DATASET RECORDS>
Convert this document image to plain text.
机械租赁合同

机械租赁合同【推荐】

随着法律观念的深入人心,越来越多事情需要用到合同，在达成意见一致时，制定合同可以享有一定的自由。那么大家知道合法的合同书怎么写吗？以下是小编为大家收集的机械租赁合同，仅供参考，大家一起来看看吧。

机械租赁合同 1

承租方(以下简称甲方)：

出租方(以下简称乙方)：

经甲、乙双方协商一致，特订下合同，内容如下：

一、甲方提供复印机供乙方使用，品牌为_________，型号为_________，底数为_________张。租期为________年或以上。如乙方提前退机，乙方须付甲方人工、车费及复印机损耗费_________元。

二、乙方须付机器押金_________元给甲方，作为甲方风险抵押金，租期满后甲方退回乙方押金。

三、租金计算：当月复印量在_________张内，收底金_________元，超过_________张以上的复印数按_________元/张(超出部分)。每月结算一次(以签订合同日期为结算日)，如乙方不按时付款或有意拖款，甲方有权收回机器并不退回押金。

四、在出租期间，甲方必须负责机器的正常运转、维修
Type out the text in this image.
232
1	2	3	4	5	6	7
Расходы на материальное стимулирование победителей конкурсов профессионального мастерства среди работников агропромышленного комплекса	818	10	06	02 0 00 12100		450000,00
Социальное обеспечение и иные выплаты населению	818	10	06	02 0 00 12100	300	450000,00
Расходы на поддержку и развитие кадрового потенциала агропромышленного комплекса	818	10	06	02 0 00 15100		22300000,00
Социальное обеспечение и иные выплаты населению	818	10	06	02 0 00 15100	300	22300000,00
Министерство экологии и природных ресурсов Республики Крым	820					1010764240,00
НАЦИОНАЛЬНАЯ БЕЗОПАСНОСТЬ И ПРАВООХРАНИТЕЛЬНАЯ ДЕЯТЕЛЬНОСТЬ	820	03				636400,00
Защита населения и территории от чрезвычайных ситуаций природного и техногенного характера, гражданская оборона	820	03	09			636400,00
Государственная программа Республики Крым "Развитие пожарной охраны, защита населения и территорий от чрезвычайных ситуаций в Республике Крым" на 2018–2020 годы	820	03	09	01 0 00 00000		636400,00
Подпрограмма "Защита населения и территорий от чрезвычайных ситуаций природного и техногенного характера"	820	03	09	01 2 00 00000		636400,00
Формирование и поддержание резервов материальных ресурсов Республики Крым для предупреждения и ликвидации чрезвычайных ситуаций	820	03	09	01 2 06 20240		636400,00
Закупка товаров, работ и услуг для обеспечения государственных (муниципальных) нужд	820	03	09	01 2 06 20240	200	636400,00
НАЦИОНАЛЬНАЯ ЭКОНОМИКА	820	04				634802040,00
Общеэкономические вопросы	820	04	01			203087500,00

TASK DESCRIPTION> Each entry must be reproduced verbatim.

ANSWER BELOW>
Convert this document image to plain text.
机械租赁合同

机械租赁合同【推荐】

随着法律观念的深入人心,越来越多事情需要用到合同，在达成意见一致时，制定合同可以享有一定的自由。那么大家知道合法的合同书怎么写吗？以下是小编为大家收集的机械租赁合同，仅供参考，大家一起来看看吧。

机械租赁合同 1

承租方(以下简称甲方)：

出租方(以下简称乙方)：

经甲、乙双方协商一致，特订下合同，内容如下：

一、甲方提供复印机供乙方使用，品牌为_________，型号为_________，底数为_________张。租期为________年或以上。如乙方提前退机，乙方须付甲方人工、车费及复印机损耗费_________元。

二、乙方须付机器押金_________元给甲方，作为甲方风险抵押金，租期满后甲方退回乙方押金。

三、租金计算：当月复印量在_________张内，收底金_________元，超过_________张以上的复印数按_________元/张(超出部分)。每月结算一次(以签订合同日期为结算日)，如乙方不按时付款或有意拖款，甲方有权收回机器并不退回押金。

四、在出租期间，甲方必须负责机器的正常运转、维修
Type out the text in this image.
232
1	2	3	4	5	6	7
Расходы на материальное стимулирование победителей конкурсов профессионального мастерства среди работников агропромышленного комплекса	818	10	06	02 0 00 12100		450000,00
Социальное обеспечение и иные выплаты населению	818	10	06	02 0 00 12100	300	450000,00
Расходы на поддержку и развитие кадрового потенциала агропромышленного комплекса	818	10	06	02 0 00 15100		22300000,00
Социальное обеспечение и иные выплаты населению	818	10	06	02 0 00 15100	300	22300000,00
Министерство экологии и природных ресурсов Республики Крым	820					1010764240,00
НАЦИОНАЛЬНАЯ БЕЗОПАСНОСТЬ И ПРАВООХРАНИТЕЛЬНАЯ ДЕЯТЕЛЬНОСТЬ	820	03				636400,00
Защита населения и территории от чрезвычайных ситуаций природного и техногенного характера, гражданская оборона	820	03	09			636400,00
Государственная программа Республики Крым "Развитие пожарной охраны, защита населения и территорий от чрезвычайных ситуаций в Республике Крым" на 2018–2020 годы	820	03	09	01 0 00 00000		636400,00
Подпрограмма "Защита населения и территорий от чрезвычайных ситуаций природного и техногенного характера"	820	03	09	01 2 00 00000		636400,00
Формирование и поддержание резервов материальных ресурсов Республики Крым для предупреждения и ликвидации чрезвычайных ситуаций	820	03	09	01 2 06 20240		636400,00
Закупка товаров, работ и услуг для обеспечения государственных (муниципальных) нужд	820	03	09	01 2 06 20240	200	636400,00
НАЦИОНАЛЬНАЯ ЭКОНОМИКА	820	04				634802040,00
Общеэкономические вопросы	820	04	01			203087500,00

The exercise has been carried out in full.